* BEGIN *
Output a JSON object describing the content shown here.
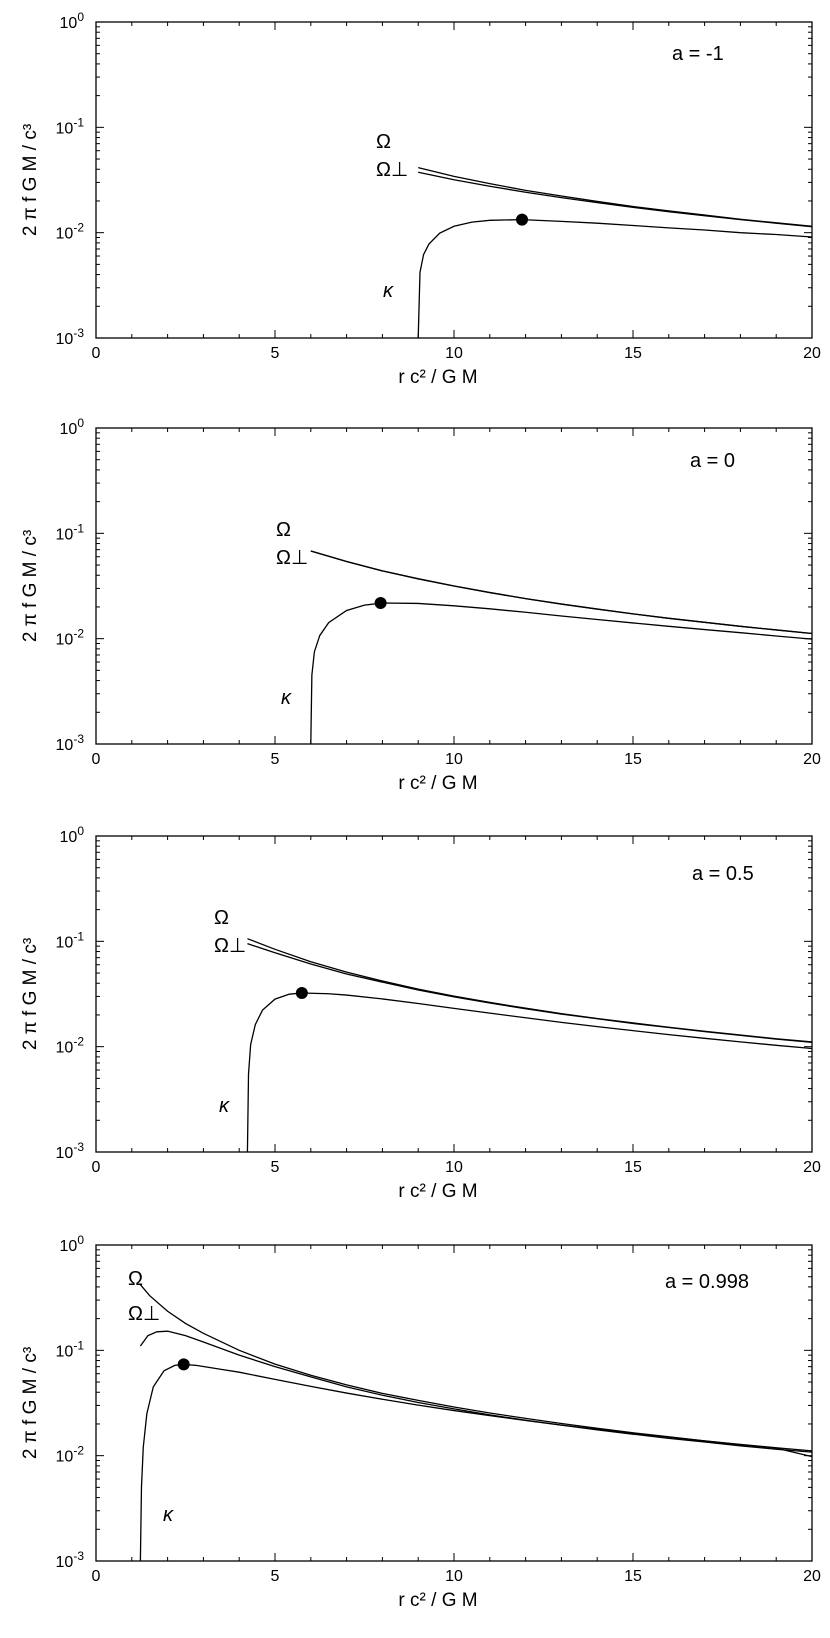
{
  "chart_data": [
    {
      "type": "line",
      "annotation": "a = -1",
      "xlabel": "r c² / G M",
      "ylabel": "2 π f G M / c³",
      "xlim": [
        0,
        20
      ],
      "ylim": [
        0.001,
        1
      ],
      "yscale": "log",
      "x_ticks": [
        0,
        5,
        10,
        15,
        20
      ],
      "y_ticks": [
        0.001,
        0.01,
        0.1,
        1
      ],
      "y_tick_labels": [
        [
          "10",
          "-3"
        ],
        [
          "10",
          "-2"
        ],
        [
          "10",
          "-1"
        ],
        [
          "10",
          "0"
        ]
      ],
      "grid": false,
      "curve_labels": {
        "omega": "Ω",
        "omega_perp": "Ω⊥",
        "kappa": "κ"
      },
      "series": [
        {
          "name": "Ω",
          "x": [
            9.0,
            10,
            11,
            12,
            13,
            14,
            15,
            16,
            17,
            18,
            19,
            20
          ],
          "values": [
            0.0415,
            0.0342,
            0.0292,
            0.0252,
            0.0223,
            0.0198,
            0.0177,
            0.0161,
            0.0147,
            0.0134,
            0.0124,
            0.0115
          ]
        },
        {
          "name": "Ω⊥",
          "x": [
            9.0,
            10,
            11,
            12,
            13,
            14,
            15,
            16,
            17,
            18,
            19,
            20
          ],
          "values": [
            0.0375,
            0.0318,
            0.0276,
            0.0242,
            0.0215,
            0.0193,
            0.0174,
            0.0158,
            0.0145,
            0.0133,
            0.0123,
            0.0114
          ]
        },
        {
          "name": "κ",
          "x": [
            9.0,
            9.05,
            9.15,
            9.3,
            9.6,
            10,
            10.5,
            11,
            11.9,
            13,
            14,
            15,
            16,
            17,
            18,
            19,
            20
          ],
          "values": [
            0.001,
            0.0042,
            0.0062,
            0.0078,
            0.0099,
            0.0115,
            0.0126,
            0.0131,
            0.0133,
            0.0128,
            0.0123,
            0.0117,
            0.0111,
            0.0106,
            0.01,
            0.0096,
            0.0091
          ]
        }
      ],
      "marker": {
        "x": 11.9,
        "y": 0.0133
      }
    },
    {
      "type": "line",
      "annotation": "a = 0",
      "xlabel": "r c² / G M",
      "ylabel": "2 π f G M / c³",
      "xlim": [
        0,
        20
      ],
      "ylim": [
        0.001,
        1
      ],
      "yscale": "log",
      "x_ticks": [
        0,
        5,
        10,
        15,
        20
      ],
      "y_ticks": [
        0.001,
        0.01,
        0.1,
        1
      ],
      "y_tick_labels": [
        [
          "10",
          "-3"
        ],
        [
          "10",
          "-2"
        ],
        [
          "10",
          "-1"
        ],
        [
          "10",
          "0"
        ]
      ],
      "grid": false,
      "curve_labels": {
        "omega": "Ω",
        "omega_perp": "Ω⊥",
        "kappa": "κ"
      },
      "series": [
        {
          "name": "Ω",
          "x": [
            6,
            7,
            8,
            9,
            10,
            11,
            12,
            13,
            14,
            15,
            16,
            17,
            18,
            19,
            20
          ],
          "values": [
            0.068,
            0.054,
            0.044,
            0.037,
            0.0316,
            0.0274,
            0.024,
            0.0213,
            0.0191,
            0.0172,
            0.0156,
            0.0143,
            0.0131,
            0.0121,
            0.0112
          ]
        },
        {
          "name": "Ω⊥",
          "x": [
            6,
            7,
            8,
            9,
            10,
            11,
            12,
            13,
            14,
            15,
            16,
            17,
            18,
            19,
            20
          ],
          "values": [
            0.068,
            0.054,
            0.044,
            0.037,
            0.0316,
            0.0274,
            0.024,
            0.0213,
            0.0191,
            0.0172,
            0.0156,
            0.0143,
            0.0131,
            0.0121,
            0.0112
          ]
        },
        {
          "name": "κ",
          "x": [
            6.0,
            6.03,
            6.1,
            6.25,
            6.5,
            7,
            7.5,
            8,
            9,
            10,
            11,
            12,
            13,
            14,
            15,
            16,
            17,
            18,
            19,
            20
          ],
          "values": [
            0.001,
            0.0045,
            0.0075,
            0.0107,
            0.0142,
            0.0185,
            0.0208,
            0.0218,
            0.0216,
            0.0205,
            0.0192,
            0.0178,
            0.0164,
            0.0152,
            0.0141,
            0.0131,
            0.0122,
            0.0114,
            0.0106,
            0.0099
          ]
        }
      ],
      "marker": {
        "x": 7.95,
        "y": 0.0218
      }
    },
    {
      "type": "line",
      "annotation": "a = 0.5",
      "xlabel": "r c² / G M",
      "ylabel": "2 π f G M / c³",
      "xlim": [
        0,
        20
      ],
      "ylim": [
        0.001,
        1
      ],
      "yscale": "log",
      "x_ticks": [
        0,
        5,
        10,
        15,
        20
      ],
      "y_ticks": [
        0.001,
        0.01,
        0.1,
        1
      ],
      "y_tick_labels": [
        [
          "10",
          "-3"
        ],
        [
          "10",
          "-2"
        ],
        [
          "10",
          "-1"
        ],
        [
          "10",
          "0"
        ]
      ],
      "grid": false,
      "curve_labels": {
        "omega": "Ω",
        "omega_perp": "Ω⊥",
        "kappa": "κ"
      },
      "series": [
        {
          "name": "Ω",
          "x": [
            4.23,
            5,
            6,
            7,
            8,
            9,
            10,
            11,
            12,
            13,
            14,
            15,
            16,
            17,
            18,
            19,
            20
          ],
          "values": [
            0.106,
            0.084,
            0.064,
            0.051,
            0.042,
            0.0352,
            0.0302,
            0.0263,
            0.0232,
            0.0206,
            0.0185,
            0.0168,
            0.0153,
            0.014,
            0.0129,
            0.0119,
            0.0111
          ]
        },
        {
          "name": "Ω⊥",
          "x": [
            4.23,
            5,
            6,
            7,
            8,
            9,
            10,
            11,
            12,
            13,
            14,
            15,
            16,
            17,
            18,
            19,
            20
          ],
          "values": [
            0.095,
            0.078,
            0.061,
            0.049,
            0.041,
            0.0345,
            0.0297,
            0.026,
            0.0229,
            0.0204,
            0.0184,
            0.0166,
            0.0152,
            0.0139,
            0.0128,
            0.0118,
            0.011
          ]
        },
        {
          "name": "κ",
          "x": [
            4.23,
            4.26,
            4.32,
            4.45,
            4.65,
            5,
            5.4,
            5.75,
            6.5,
            7,
            8,
            9,
            10,
            11,
            12,
            13,
            14,
            15,
            16,
            17,
            18,
            19,
            20
          ],
          "values": [
            0.001,
            0.0055,
            0.0105,
            0.0162,
            0.0222,
            0.0283,
            0.0315,
            0.0323,
            0.0318,
            0.0309,
            0.0284,
            0.0257,
            0.0231,
            0.0208,
            0.0188,
            0.017,
            0.0155,
            0.0142,
            0.013,
            0.012,
            0.0111,
            0.0103,
            0.0096
          ]
        }
      ],
      "marker": {
        "x": 5.75,
        "y": 0.0323
      }
    },
    {
      "type": "line",
      "annotation": "a = 0.998",
      "xlabel": "r c² / G M",
      "ylabel": "2 π f G M / c³",
      "xlim": [
        0,
        20
      ],
      "ylim": [
        0.001,
        1
      ],
      "yscale": "log",
      "x_ticks": [
        0,
        5,
        10,
        15,
        20
      ],
      "y_ticks": [
        0.001,
        0.01,
        0.1,
        1
      ],
      "y_tick_labels": [
        [
          "10",
          "-3"
        ],
        [
          "10",
          "-2"
        ],
        [
          "10",
          "-1"
        ],
        [
          "10",
          "0"
        ]
      ],
      "grid": false,
      "curve_labels": {
        "omega": "Ω",
        "omega_perp": "Ω⊥",
        "kappa": "κ"
      },
      "series": [
        {
          "name": "Ω",
          "x": [
            1.24,
            1.5,
            2,
            2.5,
            3,
            4,
            5,
            6,
            7,
            8,
            9,
            10,
            11,
            12,
            13,
            14,
            15,
            16,
            17,
            18,
            19,
            20
          ],
          "values": [
            0.42,
            0.33,
            0.235,
            0.18,
            0.145,
            0.1,
            0.074,
            0.058,
            0.047,
            0.039,
            0.0335,
            0.029,
            0.0254,
            0.0226,
            0.0202,
            0.0182,
            0.0165,
            0.0151,
            0.0138,
            0.0128,
            0.0119,
            0.0111
          ]
        },
        {
          "name": "Ω⊥",
          "x": [
            1.24,
            1.45,
            1.7,
            2.0,
            2.5,
            3,
            4,
            5,
            6,
            7,
            8,
            9,
            10,
            11,
            12,
            13,
            14,
            15,
            16,
            17,
            18,
            19,
            20
          ],
          "values": [
            0.11,
            0.138,
            0.15,
            0.152,
            0.138,
            0.12,
            0.09,
            0.07,
            0.056,
            0.045,
            0.0375,
            0.032,
            0.0278,
            0.0244,
            0.0217,
            0.0195,
            0.0176,
            0.016,
            0.0146,
            0.0135,
            0.0124,
            0.0115,
            0.0108
          ]
        },
        {
          "name": "κ",
          "x": [
            1.24,
            1.27,
            1.32,
            1.42,
            1.6,
            1.9,
            2.2,
            2.45,
            2.8,
            3.5,
            4,
            5,
            6,
            7,
            8,
            9,
            10,
            11,
            12,
            13,
            14,
            15,
            16,
            17,
            18,
            19,
            20
          ],
          "values": [
            0.001,
            0.005,
            0.012,
            0.025,
            0.045,
            0.064,
            0.072,
            0.0735,
            0.072,
            0.066,
            0.062,
            0.053,
            0.0455,
            0.0393,
            0.0343,
            0.0302,
            0.0268,
            0.024,
            0.0216,
            0.0195,
            0.0178,
            0.0163,
            0.015,
            0.0138,
            0.0127,
            0.0118,
            0.0098
          ]
        }
      ],
      "marker": {
        "x": 2.45,
        "y": 0.0735
      }
    }
  ]
}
* END *
* Problem: Determine how many lines of the material include the string "annotation". Output only that count.

* The output: 4